[Dataset excerpt]
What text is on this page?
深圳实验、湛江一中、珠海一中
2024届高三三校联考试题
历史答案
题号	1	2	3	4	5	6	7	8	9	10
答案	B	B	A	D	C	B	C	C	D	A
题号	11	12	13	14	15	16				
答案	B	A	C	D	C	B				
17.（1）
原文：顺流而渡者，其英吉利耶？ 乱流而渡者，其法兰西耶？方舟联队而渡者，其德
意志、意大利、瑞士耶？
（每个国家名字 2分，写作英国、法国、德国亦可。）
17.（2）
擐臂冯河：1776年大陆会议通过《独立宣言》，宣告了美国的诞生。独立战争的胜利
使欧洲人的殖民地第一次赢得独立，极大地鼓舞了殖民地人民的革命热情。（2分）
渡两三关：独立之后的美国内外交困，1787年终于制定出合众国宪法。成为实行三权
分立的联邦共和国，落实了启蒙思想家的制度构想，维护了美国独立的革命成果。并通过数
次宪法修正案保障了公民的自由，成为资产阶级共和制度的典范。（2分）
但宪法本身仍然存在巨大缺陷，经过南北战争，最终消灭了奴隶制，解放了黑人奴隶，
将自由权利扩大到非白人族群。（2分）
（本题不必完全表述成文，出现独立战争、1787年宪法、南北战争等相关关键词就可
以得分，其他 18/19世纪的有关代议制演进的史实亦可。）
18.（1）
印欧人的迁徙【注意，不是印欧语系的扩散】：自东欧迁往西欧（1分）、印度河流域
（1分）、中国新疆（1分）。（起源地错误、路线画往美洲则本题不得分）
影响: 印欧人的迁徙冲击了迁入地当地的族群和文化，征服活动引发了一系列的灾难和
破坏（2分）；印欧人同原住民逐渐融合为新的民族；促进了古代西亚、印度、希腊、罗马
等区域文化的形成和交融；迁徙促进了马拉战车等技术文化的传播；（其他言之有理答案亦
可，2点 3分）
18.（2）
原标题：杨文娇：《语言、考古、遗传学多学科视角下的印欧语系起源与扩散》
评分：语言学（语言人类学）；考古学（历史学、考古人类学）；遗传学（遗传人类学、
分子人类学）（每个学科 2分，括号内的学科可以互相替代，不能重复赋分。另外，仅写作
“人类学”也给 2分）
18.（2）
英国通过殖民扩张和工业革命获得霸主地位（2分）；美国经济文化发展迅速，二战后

* [AIM]
Make an exact copy of all the data.

* [WORKED ANSWER]
What text is on this page?
深圳实验、湛江一中、珠海一中
2024届高三三校联考试题
历史答案
题号	1	2	3	4	5	6	7	8	9	10
答案	B	B	A	D	C	B	C	C	D	A
题号	11	12	13	14	15	16				
答案	B	A	C	D	C	B				
17.（1）
原文：顺流而渡者，其英吉利耶？ 乱流而渡者，其法兰西耶？方舟联队而渡者，其德
意志、意大利、瑞士耶？
（每个国家名字 2分，写作英国、法国、德国亦可。）
17.（2）
擐臂冯河：1776年大陆会议通过《独立宣言》，宣告了美国的诞生。独立战争的胜利
使欧洲人的殖民地第一次赢得独立，极大地鼓舞了殖民地人民的革命热情。（2分）
渡两三关：独立之后的美国内外交困，1787年终于制定出合众国宪法。成为实行三权
分立的联邦共和国，落实了启蒙思想家的制度构想，维护了美国独立的革命成果。并通过数
次宪法修正案保障了公民的自由，成为资产阶级共和制度的典范。（2分）
但宪法本身仍然存在巨大缺陷，经过南北战争，最终消灭了奴隶制，解放了黑人奴隶，
将自由权利扩大到非白人族群。（2分）
（本题不必完全表述成文，出现独立战争、1787年宪法、南北战争等相关关键词就可
以得分，其他 18/19世纪的有关代议制演进的史实亦可。）
18.（1）
印欧人的迁徙【注意，不是印欧语系的扩散】：自东欧迁往西欧（1分）、印度河流域
（1分）、中国新疆（1分）。（起源地错误、路线画往美洲则本题不得分）
影响: 印欧人的迁徙冲击了迁入地当地的族群和文化，征服活动引发了一系列的灾难和
破坏（2分）；印欧人同原住民逐渐融合为新的民族；促进了古代西亚、印度、希腊、罗马
等区域文化的形成和交融；迁徙促进了马拉战车等技术文化的传播；（其他言之有理答案亦
可，2点 3分）
18.（2）
原标题：杨文娇：《语言、考古、遗传学多学科视角下的印欧语系起源与扩散》
评分：语言学（语言人类学）；考古学（历史学、考古人类学）；遗传学（遗传人类学、
分子人类学）（每个学科 2分，括号内的学科可以互相替代，不能重复赋分。另外，仅写作
“人类学”也给 2分）
18.（2）
英国通过殖民扩张和工业革命获得霸主地位（2分）；美国经济文化发展迅速，二战后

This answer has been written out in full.